* _Exercise_
Leave the pictures out and print every record below exactly as it stands.

* _The records_
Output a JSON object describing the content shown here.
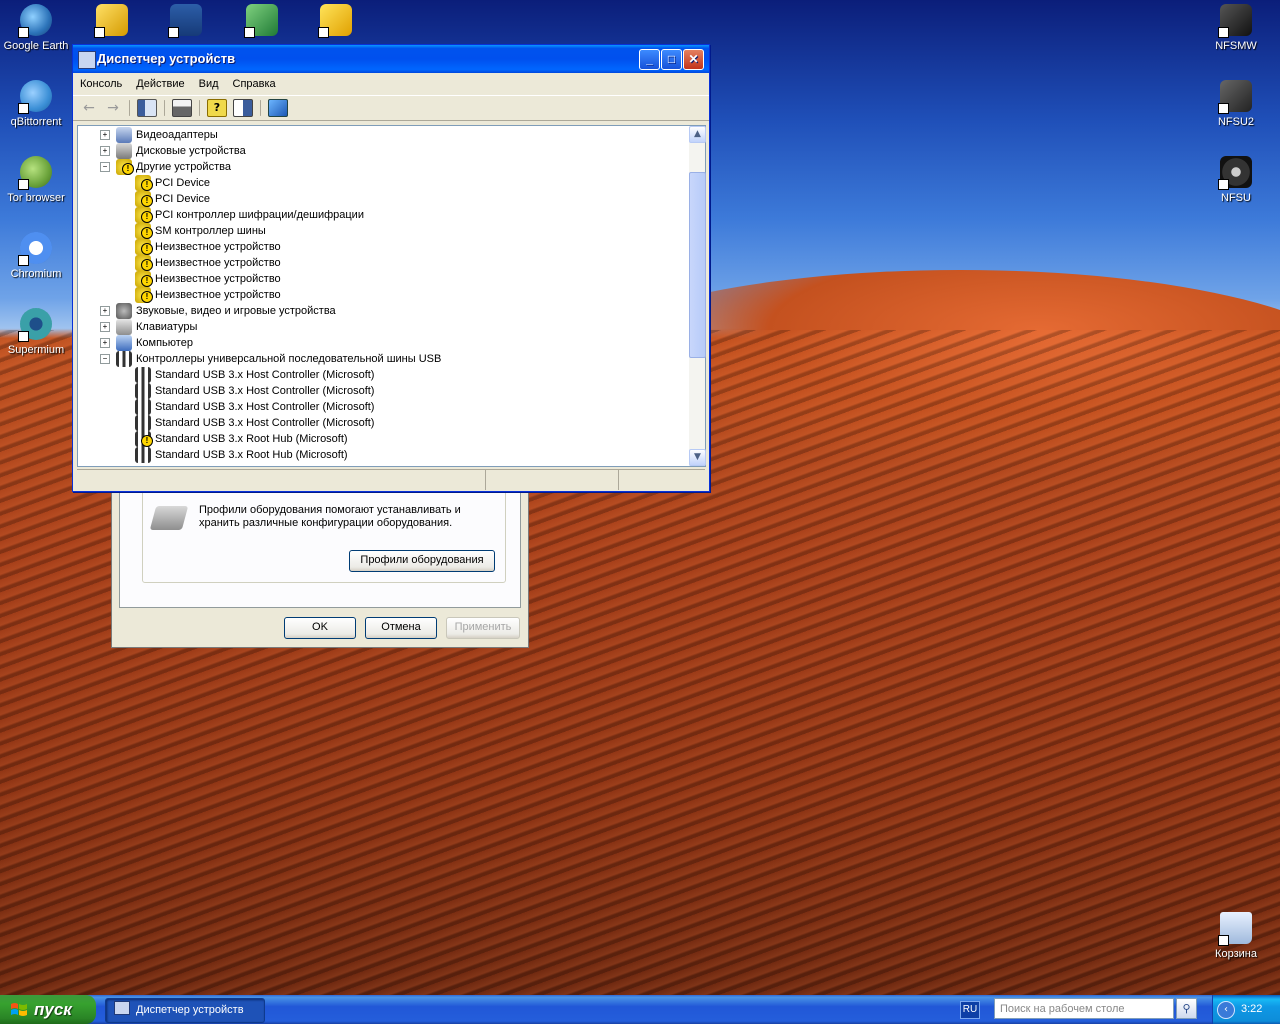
{
  "desktop": {
    "icons_left": [
      {
        "label": "Google Earth",
        "icon": "google-earth-icon",
        "color": "#2c73b9"
      },
      {
        "label": "qBittorrent",
        "icon": "qbittorrent-icon",
        "color": "#3b8fd6"
      },
      {
        "label": "Tor browser",
        "icon": "tor-browser-icon",
        "color": "#6aa23a"
      },
      {
        "label": "Chromium",
        "icon": "chromium-icon",
        "color": "#4f8ff0"
      },
      {
        "label": "Supermium",
        "icon": "supermium-icon",
        "color": "#3aa0a8"
      }
    ],
    "icons_top": [
      {
        "label": "",
        "icon": "app-icon-1"
      },
      {
        "label": "",
        "icon": "app-icon-2"
      },
      {
        "label": "",
        "icon": "excel-icon"
      },
      {
        "label": "",
        "icon": "pdf-icon"
      }
    ],
    "icons_right": [
      {
        "label": "NFSMW",
        "icon": "nfsmw-icon"
      },
      {
        "label": "NFSU2",
        "icon": "nfsu2-icon"
      },
      {
        "label": "NFSU",
        "icon": "nfsu-icon"
      }
    ],
    "recycle_bin": {
      "label": "Корзина",
      "icon": "recycle-bin-icon"
    }
  },
  "device_manager": {
    "title": "Диспетчер устройств",
    "menu": [
      "Консоль",
      "Действие",
      "Вид",
      "Справка"
    ],
    "tree": [
      {
        "label": "Видеоадаптеры",
        "level": 0,
        "expander": "+",
        "icon": "display-adapter-icon"
      },
      {
        "label": "Дисковые устройства",
        "level": 0,
        "expander": "+",
        "icon": "disk-drive-icon"
      },
      {
        "label": "Другие устройства",
        "level": 0,
        "expander": "−",
        "icon": "unknown-devices-icon"
      },
      {
        "label": "PCI Device",
        "level": 1,
        "icon": "warning-device-icon"
      },
      {
        "label": "PCI Device",
        "level": 1,
        "icon": "warning-device-icon"
      },
      {
        "label": "PCI контроллер шифрации/дешифрации",
        "level": 1,
        "icon": "warning-device-icon"
      },
      {
        "label": "SM контроллер шины",
        "level": 1,
        "icon": "warning-device-icon"
      },
      {
        "label": "Неизвестное устройство",
        "level": 1,
        "icon": "warning-device-icon"
      },
      {
        "label": "Неизвестное устройство",
        "level": 1,
        "icon": "warning-device-icon"
      },
      {
        "label": "Неизвестное устройство",
        "level": 1,
        "icon": "warning-device-icon"
      },
      {
        "label": "Неизвестное устройство",
        "level": 1,
        "icon": "warning-device-icon"
      },
      {
        "label": "Звуковые, видео и игровые устройства",
        "level": 0,
        "expander": "+",
        "icon": "sound-icon"
      },
      {
        "label": "Клавиатуры",
        "level": 0,
        "expander": "+",
        "icon": "keyboard-icon"
      },
      {
        "label": "Компьютер",
        "level": 0,
        "expander": "+",
        "icon": "computer-icon"
      },
      {
        "label": "Контроллеры универсальной последовательной шины USB",
        "level": 0,
        "expander": "−",
        "icon": "usb-icon"
      },
      {
        "label": "Standard USB 3.x Host Controller (Microsoft)",
        "level": 1,
        "icon": "usb-icon"
      },
      {
        "label": "Standard USB 3.x Host Controller (Microsoft)",
        "level": 1,
        "icon": "usb-icon"
      },
      {
        "label": "Standard USB 3.x Host Controller (Microsoft)",
        "level": 1,
        "icon": "usb-icon"
      },
      {
        "label": "Standard USB 3.x Host Controller (Microsoft)",
        "level": 1,
        "icon": "usb-icon"
      },
      {
        "label": "Standard USB 3.x Root Hub (Microsoft)",
        "level": 1,
        "icon": "usb-warning-icon"
      },
      {
        "label": "Standard USB 3.x Root Hub (Microsoft)",
        "level": 1,
        "icon": "usb-icon"
      }
    ]
  },
  "system_properties": {
    "profiles_text_line1": "Профили оборудования помогают устанавливать и",
    "profiles_text_line2": "хранить различные конфигурации оборудования.",
    "profiles_button": "Профили оборудования",
    "ok": "OK",
    "cancel": "Отмена",
    "apply": "Применить"
  },
  "taskbar": {
    "start_label": "пуск",
    "task_button": "Диспетчер устройств",
    "language": "RU",
    "search_placeholder": "Поиск на рабочем столе",
    "clock": "3:22"
  }
}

* _Answer to the task_
Output a JSON object describing the content shown here.
{
  "desktop": {
    "icons_left": [
      {
        "label": "Google Earth",
        "icon": "google-earth-icon",
        "color": "#2c73b9"
      },
      {
        "label": "qBittorrent",
        "icon": "qbittorrent-icon",
        "color": "#3b8fd6"
      },
      {
        "label": "Tor browser",
        "icon": "tor-browser-icon",
        "color": "#6aa23a"
      },
      {
        "label": "Chromium",
        "icon": "chromium-icon",
        "color": "#4f8ff0"
      },
      {
        "label": "Supermium",
        "icon": "supermium-icon",
        "color": "#3aa0a8"
      }
    ],
    "icons_top": [
      {
        "label": "",
        "icon": "app-icon-1"
      },
      {
        "label": "",
        "icon": "app-icon-2"
      },
      {
        "label": "",
        "icon": "excel-icon"
      },
      {
        "label": "",
        "icon": "pdf-icon"
      }
    ],
    "icons_right": [
      {
        "label": "NFSMW",
        "icon": "nfsmw-icon"
      },
      {
        "label": "NFSU2",
        "icon": "nfsu2-icon"
      },
      {
        "label": "NFSU",
        "icon": "nfsu-icon"
      }
    ],
    "recycle_bin": {
      "label": "Корзина",
      "icon": "recycle-bin-icon"
    }
  },
  "device_manager": {
    "title": "Диспетчер устройств",
    "menu": [
      "Консоль",
      "Действие",
      "Вид",
      "Справка"
    ],
    "tree": [
      {
        "label": "Видеоадаптеры",
        "level": 0,
        "expander": "+",
        "icon": "display-adapter-icon"
      },
      {
        "label": "Дисковые устройства",
        "level": 0,
        "expander": "+",
        "icon": "disk-drive-icon"
      },
      {
        "label": "Другие устройства",
        "level": 0,
        "expander": "−",
        "icon": "unknown-devices-icon"
      },
      {
        "label": "PCI Device",
        "level": 1,
        "icon": "warning-device-icon"
      },
      {
        "label": "PCI Device",
        "level": 1,
        "icon": "warning-device-icon"
      },
      {
        "label": "PCI контроллер шифрации/дешифрации",
        "level": 1,
        "icon": "warning-device-icon"
      },
      {
        "label": "SM контроллер шины",
        "level": 1,
        "icon": "warning-device-icon"
      },
      {
        "label": "Неизвестное устройство",
        "level": 1,
        "icon": "warning-device-icon"
      },
      {
        "label": "Неизвестное устройство",
        "level": 1,
        "icon": "warning-device-icon"
      },
      {
        "label": "Неизвестное устройство",
        "level": 1,
        "icon": "warning-device-icon"
      },
      {
        "label": "Неизвестное устройство",
        "level": 1,
        "icon": "warning-device-icon"
      },
      {
        "label": "Звуковые, видео и игровые устройства",
        "level": 0,
        "expander": "+",
        "icon": "sound-icon"
      },
      {
        "label": "Клавиатуры",
        "level": 0,
        "expander": "+",
        "icon": "keyboard-icon"
      },
      {
        "label": "Компьютер",
        "level": 0,
        "expander": "+",
        "icon": "computer-icon"
      },
      {
        "label": "Контроллеры универсальной последовательной шины USB",
        "level": 0,
        "expander": "−",
        "icon": "usb-icon"
      },
      {
        "label": "Standard USB 3.x Host Controller (Microsoft)",
        "level": 1,
        "icon": "usb-icon"
      },
      {
        "label": "Standard USB 3.x Host Controller (Microsoft)",
        "level": 1,
        "icon": "usb-icon"
      },
      {
        "label": "Standard USB 3.x Host Controller (Microsoft)",
        "level": 1,
        "icon": "usb-icon"
      },
      {
        "label": "Standard USB 3.x Host Controller (Microsoft)",
        "level": 1,
        "icon": "usb-icon"
      },
      {
        "label": "Standard USB 3.x Root Hub (Microsoft)",
        "level": 1,
        "icon": "usb-warning-icon"
      },
      {
        "label": "Standard USB 3.x Root Hub (Microsoft)",
        "level": 1,
        "icon": "usb-icon"
      }
    ]
  },
  "system_properties": {
    "profiles_text_line1": "Профили оборудования помогают устанавливать и",
    "profiles_text_line2": "хранить различные конфигурации оборудования.",
    "profiles_button": "Профили оборудования",
    "ok": "OK",
    "cancel": "Отмена",
    "apply": "Применить"
  },
  "taskbar": {
    "start_label": "пуск",
    "task_button": "Диспетчер устройств",
    "language": "RU",
    "search_placeholder": "Поиск на рабочем столе",
    "clock": "3:22"
  }
}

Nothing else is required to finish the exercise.